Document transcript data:
[Start of section]
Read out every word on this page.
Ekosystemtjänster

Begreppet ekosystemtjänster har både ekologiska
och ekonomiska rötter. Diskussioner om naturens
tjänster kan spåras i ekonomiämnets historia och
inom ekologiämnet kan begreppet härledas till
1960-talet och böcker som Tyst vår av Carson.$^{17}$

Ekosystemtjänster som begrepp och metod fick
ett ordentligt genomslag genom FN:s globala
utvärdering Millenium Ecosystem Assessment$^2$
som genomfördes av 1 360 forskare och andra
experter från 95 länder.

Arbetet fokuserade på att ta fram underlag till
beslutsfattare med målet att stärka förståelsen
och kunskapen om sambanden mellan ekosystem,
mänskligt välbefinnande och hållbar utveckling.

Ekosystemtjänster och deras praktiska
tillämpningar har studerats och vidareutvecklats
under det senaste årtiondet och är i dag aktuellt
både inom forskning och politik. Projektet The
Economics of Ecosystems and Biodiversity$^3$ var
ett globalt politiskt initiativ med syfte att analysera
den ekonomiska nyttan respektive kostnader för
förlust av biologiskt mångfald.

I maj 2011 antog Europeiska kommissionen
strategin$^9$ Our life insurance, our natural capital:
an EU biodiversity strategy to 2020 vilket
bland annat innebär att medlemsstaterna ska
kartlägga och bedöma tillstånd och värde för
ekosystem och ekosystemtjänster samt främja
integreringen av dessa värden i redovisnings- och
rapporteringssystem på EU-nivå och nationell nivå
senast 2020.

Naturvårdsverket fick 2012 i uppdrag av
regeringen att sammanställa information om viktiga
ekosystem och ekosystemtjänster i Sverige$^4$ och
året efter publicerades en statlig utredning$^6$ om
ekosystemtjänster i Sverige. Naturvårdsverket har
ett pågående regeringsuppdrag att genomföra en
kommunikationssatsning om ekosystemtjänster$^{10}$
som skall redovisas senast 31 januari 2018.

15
[End of section]
[Start of section]
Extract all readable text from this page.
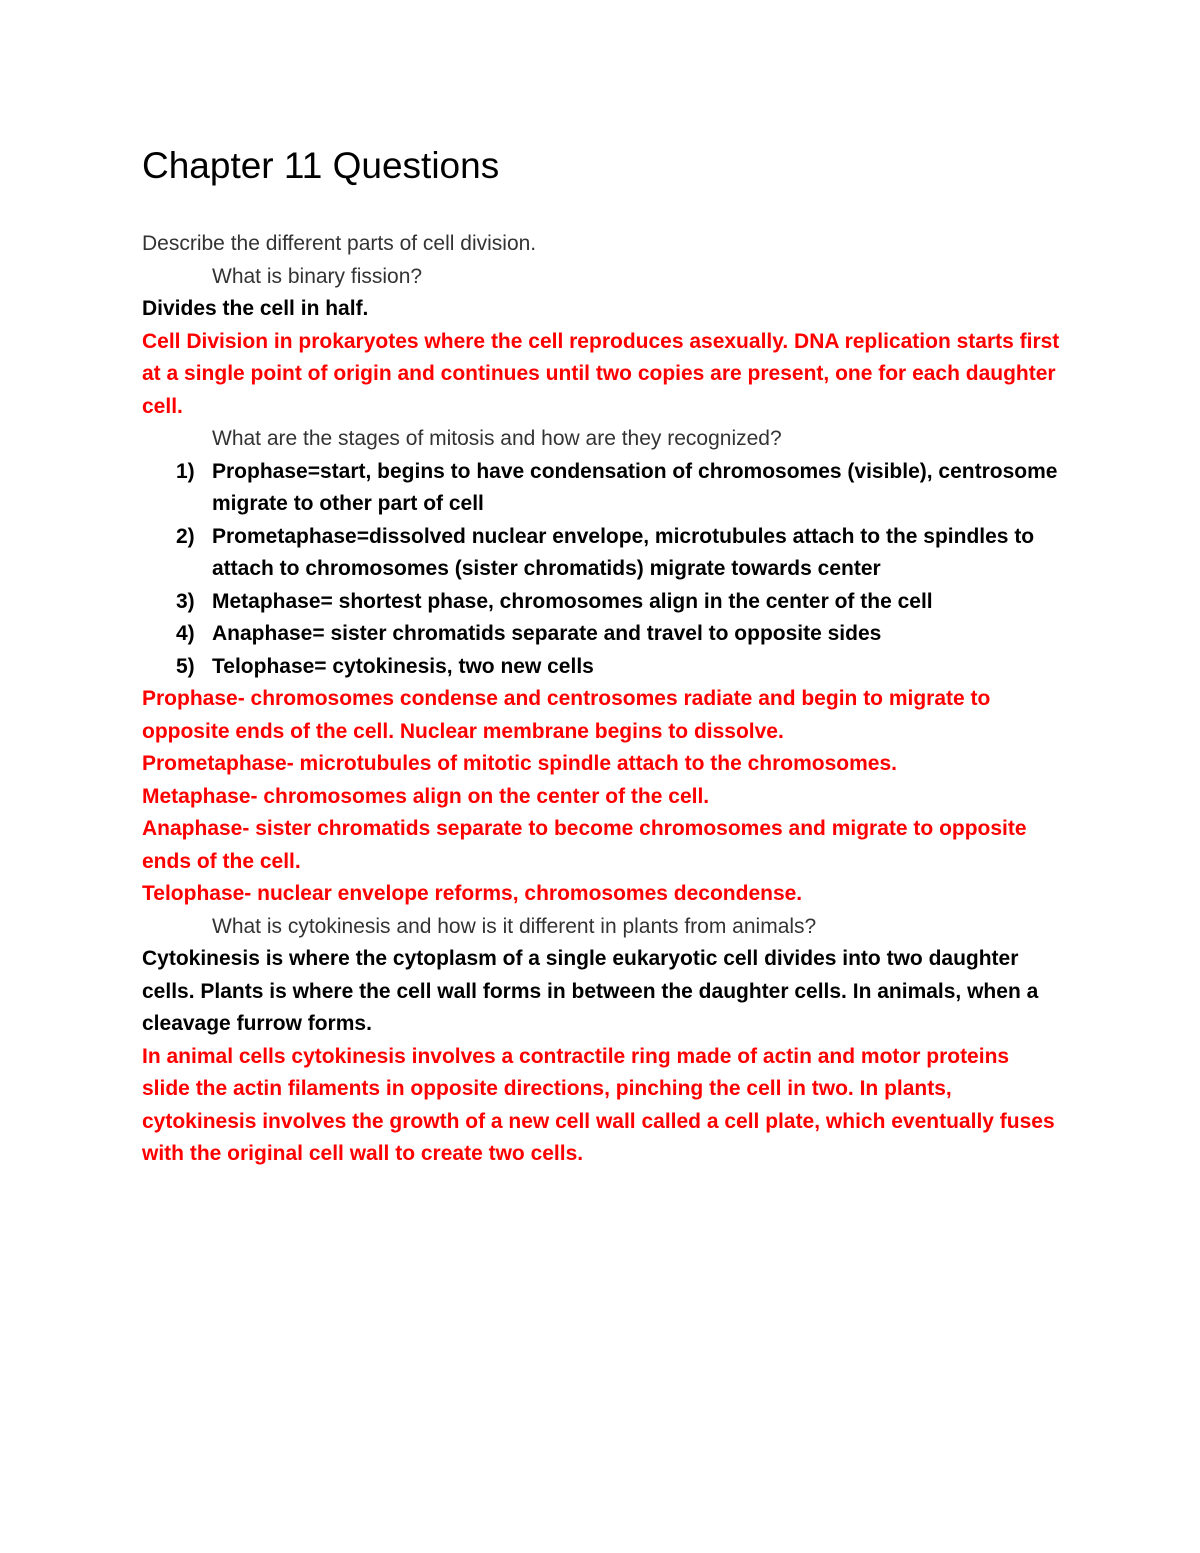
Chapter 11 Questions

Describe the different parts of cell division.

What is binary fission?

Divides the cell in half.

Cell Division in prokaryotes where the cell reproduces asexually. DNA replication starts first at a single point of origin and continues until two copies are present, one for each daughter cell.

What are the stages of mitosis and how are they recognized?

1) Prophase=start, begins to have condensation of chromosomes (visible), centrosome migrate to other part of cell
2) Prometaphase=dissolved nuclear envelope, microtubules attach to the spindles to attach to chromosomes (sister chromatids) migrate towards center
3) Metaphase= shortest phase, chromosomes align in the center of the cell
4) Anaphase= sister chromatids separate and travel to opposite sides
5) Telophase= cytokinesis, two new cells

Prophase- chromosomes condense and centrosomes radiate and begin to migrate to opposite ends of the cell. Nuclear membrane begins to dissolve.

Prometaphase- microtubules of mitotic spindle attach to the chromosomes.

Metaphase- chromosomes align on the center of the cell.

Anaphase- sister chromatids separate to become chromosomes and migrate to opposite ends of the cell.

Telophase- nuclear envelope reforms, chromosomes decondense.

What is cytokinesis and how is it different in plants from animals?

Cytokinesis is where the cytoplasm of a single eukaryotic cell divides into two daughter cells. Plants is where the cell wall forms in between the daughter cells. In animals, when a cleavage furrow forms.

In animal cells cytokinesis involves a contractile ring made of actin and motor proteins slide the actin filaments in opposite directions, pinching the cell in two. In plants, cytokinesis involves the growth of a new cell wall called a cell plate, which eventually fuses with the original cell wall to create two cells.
[End of section]
● Task to complete
Go through the entries and report every line with the string "microtubules".

● Answer for this exercise
2) Prometaphase=dissolved nuclear envelope, microtubules attach to the spindles to attach to chromosomes (sister chromatids) migrate towards center
Prometaphase- microtubules of mitotic spindle attach to the chromosomes.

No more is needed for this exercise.